Requests:
(1) In two sentences, summarize the porch conversion post.
(2) Decide whether each statement agrees with the porch conversion post, answering yes or no and quoting the words that settle it: (a) The house was built in the 1940s. (b) Both porches will receive tile floors. (c) The porch floors are currently level.
(3) Continue the porch conversion post from where it stops.

# Converting concrete porch to living area floor



## DSGarcia (Nov 28, 2008)

I have a very old farm house built in the 1940s.  Along the back of the house there are two inset porches that are enclosed with floor to ceiling stone walls on three sides (part of the house exterior) and they are under the roof line of the house.  The open wall to the back yard has a short stone wall with a opening to walk into the yard.  The floor is sloped quite a bit for drainage.

I would like to level the concrete and add windows and exterior doors to the the outside 'short' walls to create two living areas.  One porch will become a mud room & bathroom (tile floor) and the other an office (snap-together wood floor).

I need to minimize the amount of height added feathering out to the high spot because the roof is already quite low in the area.  I was thinking of first sealing the old concrete floor with waterproofing and then using mortor mix on top of that followed by backer board for the floor.

How should I proceed to convert the old concrete floor to one for an enclosed living area?  How should I treat the stone walls to preserve the look?

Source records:
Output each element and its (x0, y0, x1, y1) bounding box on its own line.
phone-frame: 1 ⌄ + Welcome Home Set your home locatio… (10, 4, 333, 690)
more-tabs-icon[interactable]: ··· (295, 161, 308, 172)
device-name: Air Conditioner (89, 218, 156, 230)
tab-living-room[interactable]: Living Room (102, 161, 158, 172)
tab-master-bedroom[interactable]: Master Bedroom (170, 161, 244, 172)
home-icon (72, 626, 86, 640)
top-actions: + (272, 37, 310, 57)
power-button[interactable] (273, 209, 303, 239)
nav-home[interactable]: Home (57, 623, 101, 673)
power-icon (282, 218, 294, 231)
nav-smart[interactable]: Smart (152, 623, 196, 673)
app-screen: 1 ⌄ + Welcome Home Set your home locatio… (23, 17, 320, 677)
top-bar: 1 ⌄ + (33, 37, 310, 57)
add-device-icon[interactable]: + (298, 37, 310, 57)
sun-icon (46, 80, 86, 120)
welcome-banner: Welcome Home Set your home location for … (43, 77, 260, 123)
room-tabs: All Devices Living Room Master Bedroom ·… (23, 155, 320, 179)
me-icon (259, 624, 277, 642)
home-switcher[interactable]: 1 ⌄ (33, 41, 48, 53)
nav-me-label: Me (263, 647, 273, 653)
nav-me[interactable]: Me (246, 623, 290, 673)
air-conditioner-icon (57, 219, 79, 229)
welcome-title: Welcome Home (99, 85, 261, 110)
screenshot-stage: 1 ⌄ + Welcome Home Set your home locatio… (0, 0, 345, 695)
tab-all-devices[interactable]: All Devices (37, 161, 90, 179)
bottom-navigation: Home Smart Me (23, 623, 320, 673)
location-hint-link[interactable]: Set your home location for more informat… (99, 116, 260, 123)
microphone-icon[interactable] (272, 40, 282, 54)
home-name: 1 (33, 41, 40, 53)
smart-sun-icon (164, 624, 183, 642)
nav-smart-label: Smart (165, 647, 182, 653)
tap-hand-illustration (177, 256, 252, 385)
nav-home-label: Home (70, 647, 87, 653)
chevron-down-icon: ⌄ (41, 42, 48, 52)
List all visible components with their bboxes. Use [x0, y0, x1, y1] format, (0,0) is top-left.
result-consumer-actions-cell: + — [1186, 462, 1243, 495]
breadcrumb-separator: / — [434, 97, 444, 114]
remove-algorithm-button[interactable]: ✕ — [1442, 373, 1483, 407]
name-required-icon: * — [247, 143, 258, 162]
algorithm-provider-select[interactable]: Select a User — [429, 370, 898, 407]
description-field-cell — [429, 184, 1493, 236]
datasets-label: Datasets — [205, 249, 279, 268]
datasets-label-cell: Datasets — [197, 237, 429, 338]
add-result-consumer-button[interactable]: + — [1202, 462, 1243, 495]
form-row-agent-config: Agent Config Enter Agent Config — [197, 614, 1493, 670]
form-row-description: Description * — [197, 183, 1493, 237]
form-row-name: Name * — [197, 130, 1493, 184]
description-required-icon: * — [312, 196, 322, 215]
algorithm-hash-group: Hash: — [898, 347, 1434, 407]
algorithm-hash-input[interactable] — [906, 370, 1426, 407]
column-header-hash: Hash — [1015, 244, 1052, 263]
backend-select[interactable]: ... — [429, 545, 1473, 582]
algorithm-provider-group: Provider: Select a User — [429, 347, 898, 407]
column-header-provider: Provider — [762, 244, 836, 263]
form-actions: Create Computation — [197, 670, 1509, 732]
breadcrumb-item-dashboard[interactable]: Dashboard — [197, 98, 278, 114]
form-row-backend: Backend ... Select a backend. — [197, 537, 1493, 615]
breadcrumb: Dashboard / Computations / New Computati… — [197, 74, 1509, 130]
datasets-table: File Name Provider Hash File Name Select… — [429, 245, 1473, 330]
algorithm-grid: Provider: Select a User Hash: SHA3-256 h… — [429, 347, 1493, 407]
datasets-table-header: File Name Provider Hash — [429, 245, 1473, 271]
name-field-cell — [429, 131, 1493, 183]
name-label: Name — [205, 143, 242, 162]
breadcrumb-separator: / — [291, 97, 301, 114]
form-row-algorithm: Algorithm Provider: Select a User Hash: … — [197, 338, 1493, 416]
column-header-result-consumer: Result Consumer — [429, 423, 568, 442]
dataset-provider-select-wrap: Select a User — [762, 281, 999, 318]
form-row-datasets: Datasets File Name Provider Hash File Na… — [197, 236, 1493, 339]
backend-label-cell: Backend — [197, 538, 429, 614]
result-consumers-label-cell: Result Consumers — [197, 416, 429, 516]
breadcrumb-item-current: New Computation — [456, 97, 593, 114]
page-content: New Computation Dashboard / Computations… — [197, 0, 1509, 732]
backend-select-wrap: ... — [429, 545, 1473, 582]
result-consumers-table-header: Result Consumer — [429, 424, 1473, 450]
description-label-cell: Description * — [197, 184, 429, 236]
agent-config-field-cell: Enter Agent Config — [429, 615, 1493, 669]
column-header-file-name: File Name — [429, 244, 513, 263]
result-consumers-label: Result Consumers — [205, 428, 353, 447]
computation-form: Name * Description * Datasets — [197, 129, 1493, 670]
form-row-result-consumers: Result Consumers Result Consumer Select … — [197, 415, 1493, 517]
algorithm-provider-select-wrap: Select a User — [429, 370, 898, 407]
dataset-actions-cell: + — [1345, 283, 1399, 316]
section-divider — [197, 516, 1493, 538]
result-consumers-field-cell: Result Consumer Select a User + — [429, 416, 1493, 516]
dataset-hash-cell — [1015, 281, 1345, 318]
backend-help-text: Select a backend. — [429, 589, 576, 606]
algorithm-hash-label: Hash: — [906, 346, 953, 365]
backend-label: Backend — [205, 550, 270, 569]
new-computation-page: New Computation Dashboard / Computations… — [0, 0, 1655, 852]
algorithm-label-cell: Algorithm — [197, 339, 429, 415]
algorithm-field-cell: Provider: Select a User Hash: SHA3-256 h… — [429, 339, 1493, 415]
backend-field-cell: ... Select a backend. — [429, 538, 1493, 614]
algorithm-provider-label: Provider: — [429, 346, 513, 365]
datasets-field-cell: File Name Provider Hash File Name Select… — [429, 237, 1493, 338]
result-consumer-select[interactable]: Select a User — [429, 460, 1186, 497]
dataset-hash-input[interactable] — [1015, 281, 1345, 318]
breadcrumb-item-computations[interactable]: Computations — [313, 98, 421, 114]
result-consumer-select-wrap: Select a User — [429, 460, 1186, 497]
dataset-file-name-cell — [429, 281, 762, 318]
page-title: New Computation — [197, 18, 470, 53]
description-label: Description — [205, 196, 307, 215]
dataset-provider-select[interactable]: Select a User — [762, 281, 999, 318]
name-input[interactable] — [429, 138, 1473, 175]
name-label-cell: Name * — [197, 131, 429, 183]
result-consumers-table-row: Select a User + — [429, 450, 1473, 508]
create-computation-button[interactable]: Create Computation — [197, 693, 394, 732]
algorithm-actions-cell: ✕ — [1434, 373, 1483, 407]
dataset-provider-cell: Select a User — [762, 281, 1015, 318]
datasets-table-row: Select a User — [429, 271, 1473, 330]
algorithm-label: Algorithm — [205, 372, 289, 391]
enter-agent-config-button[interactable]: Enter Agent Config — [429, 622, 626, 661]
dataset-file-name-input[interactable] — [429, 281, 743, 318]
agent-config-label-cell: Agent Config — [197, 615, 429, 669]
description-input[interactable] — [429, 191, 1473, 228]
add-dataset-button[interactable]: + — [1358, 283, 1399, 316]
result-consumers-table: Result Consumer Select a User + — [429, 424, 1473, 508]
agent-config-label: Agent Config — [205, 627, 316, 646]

Results in order:
(1) A farmhouse built in the 1940s has two inset porches under the roof line, enclosed by stone walls on three sides, with floors sloped for drainage. The owner plans to level the concrete and add windows and exterior doors to make a mud room with a bathroom and an office, while adding as little height as possible because the roof is already low there.

(2)
(a) Yes: "built in the 1940s."
(b) No: "the other an office (snap-together wood floor)."
(c) No: "The floor is sloped quite a bit for drainage."

(3)
Thanks,
Dale


----------



## yesitsconcrete (Nov 29, 2008)

there are polymer-modified repair mtls that ' feather-edge ' but they're not avail at apron stores so head for a pro const supply house,,, just remember - good PREP's the most important part of conc repairs.

if it were mine, i'd pressure wash existing masonary 1st, complete the floor repairs 2nd, o'verlay the whole floor 3rd, & place the design'd floor INTO the conc o'lay possibly including an acid-stain,,, you may wish to use hardi-backer & tile or whatever.

caution - you'll need suitable sealers for existing walls allowing easier future cleaning,,, this is our work so its easy to plan & complete,,, you may find it more challenging    good luck !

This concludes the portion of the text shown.